— Start of Information given —
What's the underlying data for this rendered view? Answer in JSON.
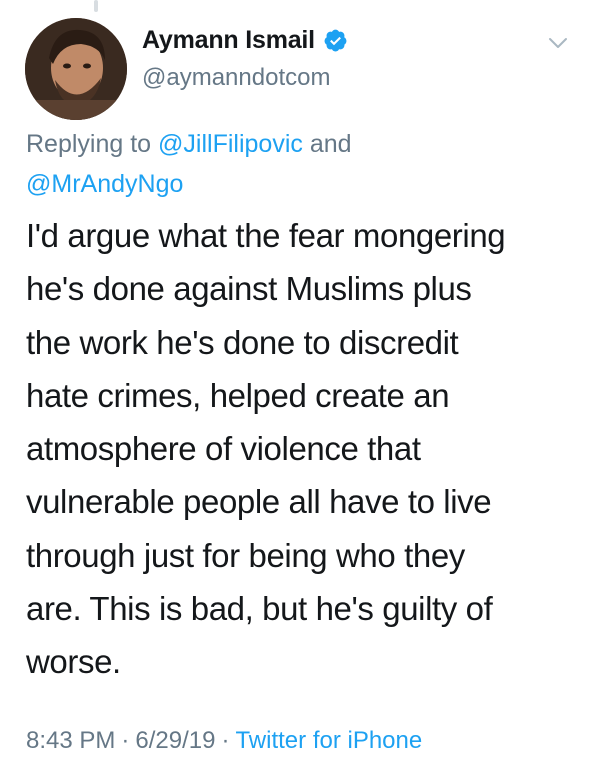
{
  "author": {
    "display_name": "Aymann Ismail",
    "handle": "@aymanndotcom",
    "verified": true,
    "avatar_icon": "profile-avatar"
  },
  "reply": {
    "prefix": "Replying to",
    "mention1": "@JillFilipovic",
    "conjunction": "and",
    "mention2": "@MrAndyNgo"
  },
  "tweet": {
    "lines": [
      "I'd argue what the fear mongering",
      "he's done against Muslims plus",
      "the work he's done to discredit",
      "hate crimes, helped create an",
      "atmosphere of violence that",
      "vulnerable people all have to live",
      "through just for being who they",
      "are. This is bad, but he's guilty of",
      "worse."
    ]
  },
  "meta": {
    "time": "8:43 PM",
    "date": "6/29/19",
    "separator": "·",
    "source": "Twitter for iPhone"
  },
  "colors": {
    "link": "#1da1f2",
    "secondary_text": "#657786",
    "primary_text": "#14171a"
  }
}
— End of Information given —
What to produce :: Pick out the lines that contain "done" and copy them.

Full solution ::
      "he's done against Muslims plus",
      "the work he's done to discredit",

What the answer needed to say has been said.